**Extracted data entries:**
** START **
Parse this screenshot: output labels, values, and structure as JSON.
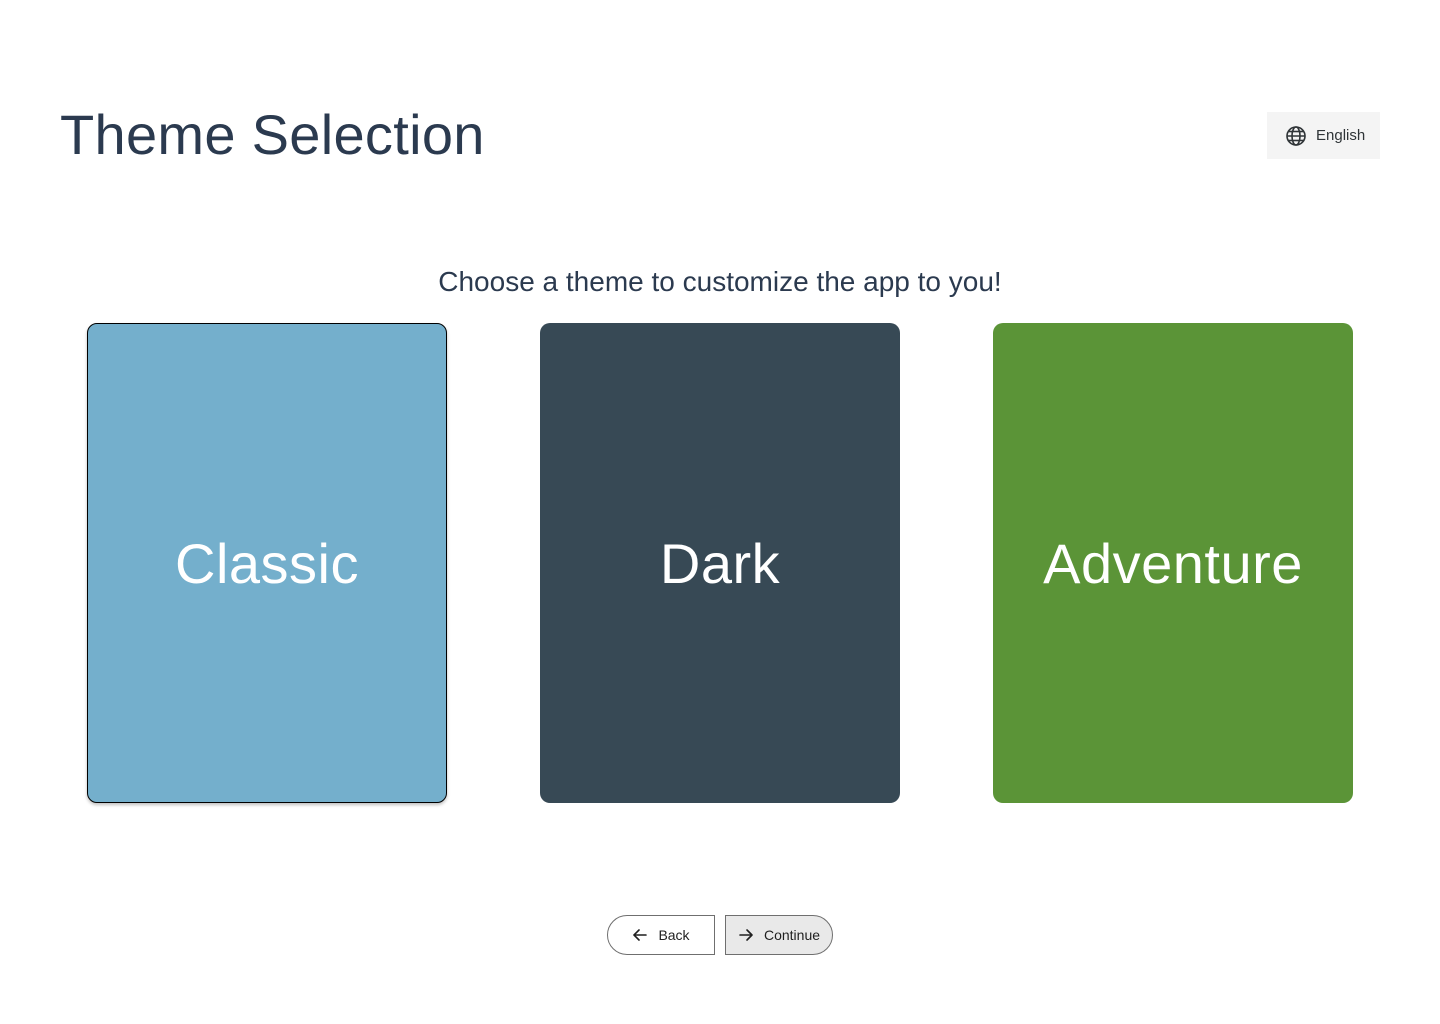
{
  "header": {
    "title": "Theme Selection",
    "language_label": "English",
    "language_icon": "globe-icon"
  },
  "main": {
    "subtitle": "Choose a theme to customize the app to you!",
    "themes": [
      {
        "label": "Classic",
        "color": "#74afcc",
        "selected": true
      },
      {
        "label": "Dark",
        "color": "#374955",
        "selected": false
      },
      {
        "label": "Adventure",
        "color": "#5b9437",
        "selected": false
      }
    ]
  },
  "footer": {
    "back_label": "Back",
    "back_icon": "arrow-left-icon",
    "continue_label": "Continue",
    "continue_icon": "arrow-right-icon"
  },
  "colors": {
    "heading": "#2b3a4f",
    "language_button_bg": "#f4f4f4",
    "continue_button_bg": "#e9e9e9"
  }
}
** END **
** START **
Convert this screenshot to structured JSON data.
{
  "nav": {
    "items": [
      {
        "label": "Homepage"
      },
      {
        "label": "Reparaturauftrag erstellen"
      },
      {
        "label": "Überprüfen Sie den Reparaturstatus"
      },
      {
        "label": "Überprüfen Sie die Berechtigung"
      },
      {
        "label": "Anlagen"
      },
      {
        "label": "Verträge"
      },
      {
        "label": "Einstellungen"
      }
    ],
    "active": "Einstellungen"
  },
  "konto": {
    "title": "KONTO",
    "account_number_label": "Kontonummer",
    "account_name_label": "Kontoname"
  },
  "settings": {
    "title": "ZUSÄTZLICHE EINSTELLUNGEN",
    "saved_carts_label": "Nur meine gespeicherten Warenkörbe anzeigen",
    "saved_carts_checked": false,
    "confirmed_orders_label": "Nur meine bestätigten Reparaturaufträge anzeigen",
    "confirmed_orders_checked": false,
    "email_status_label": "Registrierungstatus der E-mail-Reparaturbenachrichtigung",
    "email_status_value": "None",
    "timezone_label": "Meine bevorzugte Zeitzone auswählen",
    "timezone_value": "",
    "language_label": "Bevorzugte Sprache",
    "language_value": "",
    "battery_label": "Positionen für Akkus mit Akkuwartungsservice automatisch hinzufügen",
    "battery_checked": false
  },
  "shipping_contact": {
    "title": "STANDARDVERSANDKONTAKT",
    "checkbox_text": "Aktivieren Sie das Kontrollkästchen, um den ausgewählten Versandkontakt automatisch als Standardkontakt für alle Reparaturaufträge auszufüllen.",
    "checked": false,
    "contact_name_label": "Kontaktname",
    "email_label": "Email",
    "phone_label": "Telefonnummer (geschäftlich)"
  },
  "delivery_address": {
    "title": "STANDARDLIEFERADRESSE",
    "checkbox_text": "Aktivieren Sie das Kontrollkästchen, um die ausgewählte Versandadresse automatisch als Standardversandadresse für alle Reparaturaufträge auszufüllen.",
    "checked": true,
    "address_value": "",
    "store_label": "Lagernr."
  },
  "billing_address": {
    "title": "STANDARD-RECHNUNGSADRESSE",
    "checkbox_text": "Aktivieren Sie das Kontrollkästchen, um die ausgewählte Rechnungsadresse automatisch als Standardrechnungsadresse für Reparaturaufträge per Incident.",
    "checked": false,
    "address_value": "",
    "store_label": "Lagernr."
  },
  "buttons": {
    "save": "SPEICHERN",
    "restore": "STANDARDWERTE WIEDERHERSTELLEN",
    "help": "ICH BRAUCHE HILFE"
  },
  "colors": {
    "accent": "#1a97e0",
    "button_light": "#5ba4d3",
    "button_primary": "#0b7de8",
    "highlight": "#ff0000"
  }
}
** END **
** START **
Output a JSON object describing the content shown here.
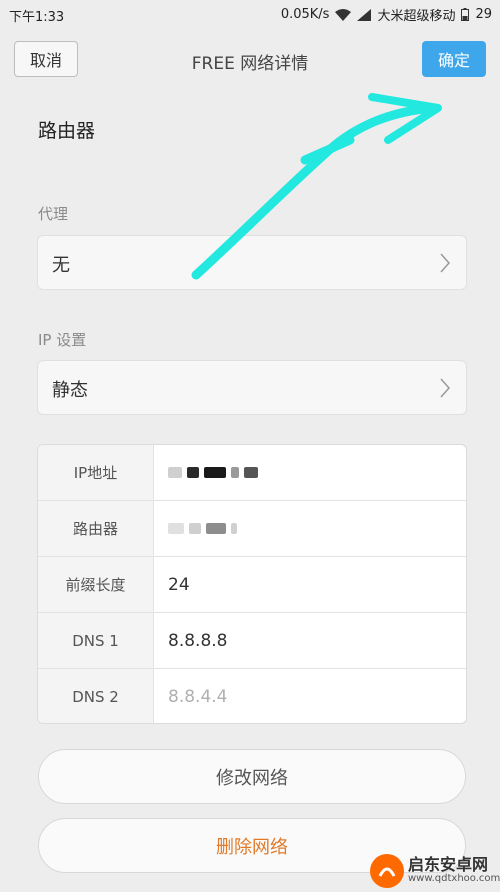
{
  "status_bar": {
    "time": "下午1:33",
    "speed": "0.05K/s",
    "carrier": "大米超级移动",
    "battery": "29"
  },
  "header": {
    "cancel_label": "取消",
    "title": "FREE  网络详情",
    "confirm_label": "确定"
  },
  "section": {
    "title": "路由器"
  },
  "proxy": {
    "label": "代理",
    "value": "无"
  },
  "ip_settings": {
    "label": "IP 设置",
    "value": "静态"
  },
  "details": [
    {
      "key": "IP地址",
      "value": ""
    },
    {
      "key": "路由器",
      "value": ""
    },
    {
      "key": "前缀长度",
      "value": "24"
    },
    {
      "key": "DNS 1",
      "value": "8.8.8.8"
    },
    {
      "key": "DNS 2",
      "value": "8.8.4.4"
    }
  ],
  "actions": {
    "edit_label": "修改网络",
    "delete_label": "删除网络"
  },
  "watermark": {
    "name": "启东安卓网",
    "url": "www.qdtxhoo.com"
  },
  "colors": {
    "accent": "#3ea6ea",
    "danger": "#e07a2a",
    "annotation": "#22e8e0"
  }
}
** END **
**Aim:**
Scan the lines above for "icon", then copy every one that has it.

**Solution to this exercise:**
    "language_icon": "globe-icon"
    "back_icon": "arrow-left-icon",
    "continue_icon": "arrow-right-icon"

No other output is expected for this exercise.